Short exercise:
Repeat each record exactly as written, and drop any images.

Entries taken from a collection
┄┄┄┄┄┄┄┄┄┄
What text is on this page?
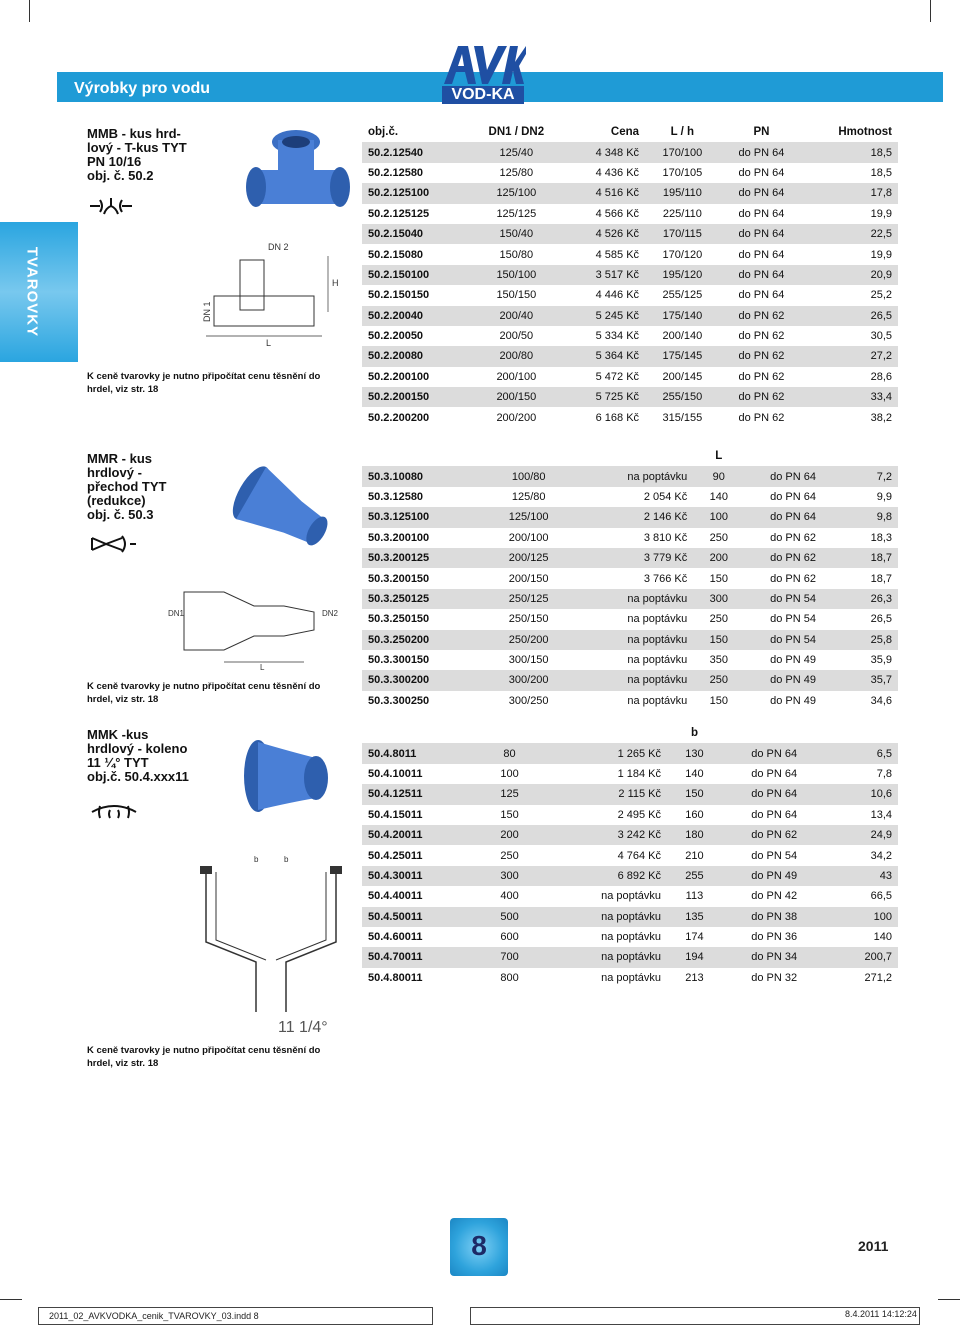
Výrobky pro vodu	AVK
VOD-KA
TVAROVKY
MMB - kus hrd-
lový - T-kus TYT
PN 10/16
obj. č. 50.2
DN 2
DN 1
H
L
K ceně tvarovky je nutno připočítat cenu těsnění do hrdel, viz str. 18
obj.č.	DN1 / DN2	Cena	L / h	PN	Hmotnost
50.2.12540	125/40	4 348 Kč	170/100	do PN 64	18,5
50.2.12580	125/80	4 436 Kč	170/105	do PN 64	18,5
50.2.125100	125/100	4 516 Kč	195/110	do PN 64	17,8
50.2.125125	125/125	4 566 Kč	225/110	do PN 64	19,9
50.2.15040	150/40	4 526 Kč	170/115	do PN 64	22,5
50.2.15080	150/80	4 585 Kč	170/120	do PN 64	19,9
50.2.150100	150/100	3 517 Kč	195/120	do PN 64	20,9
50.2.150150	150/150	4 446 Kč	255/125	do PN 64	25,2
50.2.20040	200/40	5 245 Kč	175/140	do PN 62	26,5
50.2.20050	200/50	5 334 Kč	200/140	do PN 62	30,5
50.2.20080	200/80	5 364 Kč	175/145	do PN 62	27,2
50.2.200100	200/100	5 472 Kč	200/145	do PN 62	28,6
50.2.200150	200/150	5 725 Kč	255/150	do PN 62	33,4
50.2.200200	200/200	6 168 Kč	315/155	do PN 62	38,2
MMR - kus
hrdlový -
přechod TYT
(redukce)
obj. č. 50.3
DN1	DN2
L
K ceně tvarovky je nutno připočítat cenu těsnění do hrdel, viz str. 18
			L		
50.3.10080	100/80	na poptávku	90	do PN 64	7,2
50.3.12580	125/80	2 054 Kč	140	do PN 64	9,9
50.3.125100	125/100	2 146 Kč	100	do PN 64	9,8
50.3.200100	200/100	3 810 Kč	250	do PN 62	18,3
50.3.200125	200/125	3 779 Kč	200	do PN 62	18,7
50.3.200150	200/150	3 766 Kč	150	do PN 62	18,7
50.3.250125	250/125	na poptávku	300	do PN 54	26,3
50.3.250150	250/150	na poptávku	250	do PN 54	26,5
50.3.250200	250/200	na poptávku	150	do PN 54	25,8
50.3.300150	300/150	na poptávku	350	do PN 49	35,9
50.3.300200	300/200	na poptávku	250	do PN 49	35,7
50.3.300250	300/250	na poptávku	150	do PN 49	34,6
MMK -kus
hrdlový - koleno
11 ¼° TYT
obj.č. 50.4.xxx11
b	b
11 1/4°
K ceně tvarovky je nutno připočítat cenu těsnění do hrdel, viz str. 18
			b		
50.4.8011	80	1 265 Kč	130	do PN 64	6,5
50.4.10011	100	1 184 Kč	140	do PN 64	7,8
50.4.12511	125	2 115 Kč	150	do PN 64	10,6
50.4.15011	150	2 495 Kč	160	do PN 64	13,4
50.4.20011	200	3 242 Kč	180	do PN 62	24,9
50.4.25011	250	4 764 Kč	210	do PN 54	34,2
50.4.30011	300	6 892 Kč	255	do PN 49	43
50.4.40011	400	na poptávku	113	do PN 42	66,5
50.4.50011	500	na poptávku	135	do PN 38	100
50.4.60011	600	na poptávku	174	do PN 36	140
50.4.70011	700	na poptávku	194	do PN 34	200,7
50.4.80011	800	na poptávku	213	do PN 32	271,2
8	2011
2011_02_AVKVODKA_cenik_TVAROVKY_03.indd 8	8.4.2011 14:12:24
┄┄┄┄┄┄┄┄┄┄
Solution below:
What text is on this page?
Výrobky pro vodu	AVK
VOD-KA
TVAROVKY
MMB - kus hrd-
lový - T-kus TYT
PN 10/16
obj. č. 50.2
DN 2
DN 1
H
L
K ceně tvarovky je nutno připočítat cenu těsnění do hrdel, viz str. 18
obj.č.	DN1 / DN2	Cena	L / h	PN	Hmotnost
50.2.12540	125/40	4 348 Kč	170/100	do PN 64	18,5
50.2.12580	125/80	4 436 Kč	170/105	do PN 64	18,5
50.2.125100	125/100	4 516 Kč	195/110	do PN 64	17,8
50.2.125125	125/125	4 566 Kč	225/110	do PN 64	19,9
50.2.15040	150/40	4 526 Kč	170/115	do PN 64	22,5
50.2.15080	150/80	4 585 Kč	170/120	do PN 64	19,9
50.2.150100	150/100	3 517 Kč	195/120	do PN 64	20,9
50.2.150150	150/150	4 446 Kč	255/125	do PN 64	25,2
50.2.20040	200/40	5 245 Kč	175/140	do PN 62	26,5
50.2.20050	200/50	5 334 Kč	200/140	do PN 62	30,5
50.2.20080	200/80	5 364 Kč	175/145	do PN 62	27,2
50.2.200100	200/100	5 472 Kč	200/145	do PN 62	28,6
50.2.200150	200/150	5 725 Kč	255/150	do PN 62	33,4
50.2.200200	200/200	6 168 Kč	315/155	do PN 62	38,2
MMR - kus
hrdlový -
přechod TYT
(redukce)
obj. č. 50.3
DN1	DN2
L
K ceně tvarovky je nutno připočítat cenu těsnění do hrdel, viz str. 18
			L		
50.3.10080	100/80	na poptávku	90	do PN 64	7,2
50.3.12580	125/80	2 054 Kč	140	do PN 64	9,9
50.3.125100	125/100	2 146 Kč	100	do PN 64	9,8
50.3.200100	200/100	3 810 Kč	250	do PN 62	18,3
50.3.200125	200/125	3 779 Kč	200	do PN 62	18,7
50.3.200150	200/150	3 766 Kč	150	do PN 62	18,7
50.3.250125	250/125	na poptávku	300	do PN 54	26,3
50.3.250150	250/150	na poptávku	250	do PN 54	26,5
50.3.250200	250/200	na poptávku	150	do PN 54	25,8
50.3.300150	300/150	na poptávku	350	do PN 49	35,9
50.3.300200	300/200	na poptávku	250	do PN 49	35,7
50.3.300250	300/250	na poptávku	150	do PN 49	34,6
MMK -kus
hrdlový - koleno
11 ¼° TYT
obj.č. 50.4.xxx11
b	b
11 1/4°
K ceně tvarovky je nutno připočítat cenu těsnění do hrdel, viz str. 18
			b		
50.4.8011	80	1 265 Kč	130	do PN 64	6,5
50.4.10011	100	1 184 Kč	140	do PN 64	7,8
50.4.12511	125	2 115 Kč	150	do PN 64	10,6
50.4.15011	150	2 495 Kč	160	do PN 64	13,4
50.4.20011	200	3 242 Kč	180	do PN 62	24,9
50.4.25011	250	4 764 Kč	210	do PN 54	34,2
50.4.30011	300	6 892 Kč	255	do PN 49	43
50.4.40011	400	na poptávku	113	do PN 42	66,5
50.4.50011	500	na poptávku	135	do PN 38	100
50.4.60011	600	na poptávku	174	do PN 36	140
50.4.70011	700	na poptávku	194	do PN 34	200,7
50.4.80011	800	na poptávku	213	do PN 32	271,2
8	2011
2011_02_AVKVODKA_cenik_TVAROVKY_03.indd 8	8.4.2011 14:12:24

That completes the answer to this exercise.